**Short exercise**
Write the material out again exactly as it stands.

**Provided entries**
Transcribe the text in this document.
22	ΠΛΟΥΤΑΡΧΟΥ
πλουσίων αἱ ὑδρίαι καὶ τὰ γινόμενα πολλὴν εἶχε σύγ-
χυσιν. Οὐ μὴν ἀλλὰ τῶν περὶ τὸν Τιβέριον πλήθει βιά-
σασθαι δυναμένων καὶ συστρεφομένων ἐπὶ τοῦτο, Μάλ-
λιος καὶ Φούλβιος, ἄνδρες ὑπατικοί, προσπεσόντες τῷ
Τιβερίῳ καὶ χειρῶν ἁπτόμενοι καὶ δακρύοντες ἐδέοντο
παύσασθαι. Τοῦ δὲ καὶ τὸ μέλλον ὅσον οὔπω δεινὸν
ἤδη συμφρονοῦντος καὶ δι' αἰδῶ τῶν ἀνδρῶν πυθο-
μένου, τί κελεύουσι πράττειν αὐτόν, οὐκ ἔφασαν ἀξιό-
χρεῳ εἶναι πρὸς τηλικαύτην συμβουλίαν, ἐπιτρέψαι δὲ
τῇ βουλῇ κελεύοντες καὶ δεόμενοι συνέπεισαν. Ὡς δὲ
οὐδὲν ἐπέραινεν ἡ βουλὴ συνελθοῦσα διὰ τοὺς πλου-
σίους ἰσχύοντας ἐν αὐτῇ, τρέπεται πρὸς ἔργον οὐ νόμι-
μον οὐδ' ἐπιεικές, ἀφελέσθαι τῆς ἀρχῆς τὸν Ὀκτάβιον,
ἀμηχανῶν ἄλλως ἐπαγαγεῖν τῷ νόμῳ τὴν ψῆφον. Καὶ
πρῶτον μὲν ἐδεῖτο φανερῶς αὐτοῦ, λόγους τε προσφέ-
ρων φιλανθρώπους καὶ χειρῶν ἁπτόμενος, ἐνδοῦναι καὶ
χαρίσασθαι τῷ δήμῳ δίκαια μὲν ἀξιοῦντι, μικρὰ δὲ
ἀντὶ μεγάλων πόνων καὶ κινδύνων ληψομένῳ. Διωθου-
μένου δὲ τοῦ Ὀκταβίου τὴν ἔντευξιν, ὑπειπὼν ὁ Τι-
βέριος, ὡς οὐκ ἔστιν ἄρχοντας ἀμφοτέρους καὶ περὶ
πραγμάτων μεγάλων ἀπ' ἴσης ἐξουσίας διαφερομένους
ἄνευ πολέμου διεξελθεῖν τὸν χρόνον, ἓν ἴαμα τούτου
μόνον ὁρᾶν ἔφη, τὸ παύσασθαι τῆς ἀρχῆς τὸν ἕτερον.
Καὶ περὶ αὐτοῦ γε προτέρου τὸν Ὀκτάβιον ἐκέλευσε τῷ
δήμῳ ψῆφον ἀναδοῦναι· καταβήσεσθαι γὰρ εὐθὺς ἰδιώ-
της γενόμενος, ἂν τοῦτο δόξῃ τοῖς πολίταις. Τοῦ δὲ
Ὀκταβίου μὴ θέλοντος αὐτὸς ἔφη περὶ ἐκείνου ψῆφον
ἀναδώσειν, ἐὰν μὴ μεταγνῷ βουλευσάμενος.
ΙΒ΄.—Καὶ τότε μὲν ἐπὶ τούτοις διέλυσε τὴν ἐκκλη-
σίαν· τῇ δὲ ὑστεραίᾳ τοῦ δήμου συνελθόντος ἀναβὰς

**Worked solution**
Transcribe the text in this document.
22	ΠΛΟΥΤΑΡΧΟΥ
πλουσίων αἱ ὑδρίαι καὶ τὰ γινόμενα πολλὴν εἶχε σύγ-
χυσιν. Οὐ μὴν ἀλλὰ τῶν περὶ τὸν Τιβέριον πλήθει βιά-
σασθαι δυναμένων καὶ συστρεφομένων ἐπὶ τοῦτο, Μάλ-
λιος καὶ Φούλβιος, ἄνδρες ὑπατικοί, προσπεσόντες τῷ
Τιβερίῳ καὶ χειρῶν ἁπτόμενοι καὶ δακρύοντες ἐδέοντο
παύσασθαι. Τοῦ δὲ καὶ τὸ μέλλον ὅσον οὔπω δεινὸν
ἤδη συμφρονοῦντος καὶ δι' αἰδῶ τῶν ἀνδρῶν πυθο-
μένου, τί κελεύουσι πράττειν αὐτόν, οὐκ ἔφασαν ἀξιό-
χρεῳ εἶναι πρὸς τηλικαύτην συμβουλίαν, ἐπιτρέψαι δὲ
τῇ βουλῇ κελεύοντες καὶ δεόμενοι συνέπεισαν. Ὡς δὲ
οὐδὲν ἐπέραινεν ἡ βουλὴ συνελθοῦσα διὰ τοὺς πλου-
σίους ἰσχύοντας ἐν αὐτῇ, τρέπεται πρὸς ἔργον οὐ νόμι-
μον οὐδ' ἐπιεικές, ἀφελέσθαι τῆς ἀρχῆς τὸν Ὀκτάβιον,
ἀμηχανῶν ἄλλως ἐπαγαγεῖν τῷ νόμῳ τὴν ψῆφον. Καὶ
πρῶτον μὲν ἐδεῖτο φανερῶς αὐτοῦ, λόγους τε προσφέ-
ρων φιλανθρώπους καὶ χειρῶν ἁπτόμενος, ἐνδοῦναι καὶ
χαρίσασθαι τῷ δήμῳ δίκαια μὲν ἀξιοῦντι, μικρὰ δὲ
ἀντὶ μεγάλων πόνων καὶ κινδύνων ληψομένῳ. Διωθου-
μένου δὲ τοῦ Ὀκταβίου τὴν ἔντευξιν, ὑπειπὼν ὁ Τι-
βέριος, ὡς οὐκ ἔστιν ἄρχοντας ἀμφοτέρους καὶ περὶ
πραγμάτων μεγάλων ἀπ' ἴσης ἐξουσίας διαφερομένους
ἄνευ πολέμου διεξελθεῖν τὸν χρόνον, ἓν ἴαμα τούτου
μόνον ὁρᾶν ἔφη, τὸ παύσασθαι τῆς ἀρχῆς τὸν ἕτερον.
Καὶ περὶ αὐτοῦ γε προτέρου τὸν Ὀκτάβιον ἐκέλευσε τῷ
δήμῳ ψῆφον ἀναδοῦναι· καταβήσεσθαι γὰρ εὐθὺς ἰδιώ-
της γενόμενος, ἂν τοῦτο δόξῃ τοῖς πολίταις. Τοῦ δὲ
Ὀκταβίου μὴ θέλοντος αὐτὸς ἔφη περὶ ἐκείνου ψῆφον
ἀναδώσειν, ἐὰν μὴ μεταγνῷ βουλευσάμενος.
ΙΒ΄.—Καὶ τότε μὲν ἐπὶ τούτοις διέλυσε τὴν ἐκκλη-
σίαν· τῇ δὲ ὑστεραίᾳ τοῦ δήμου συνελθόντος ἀναβὰς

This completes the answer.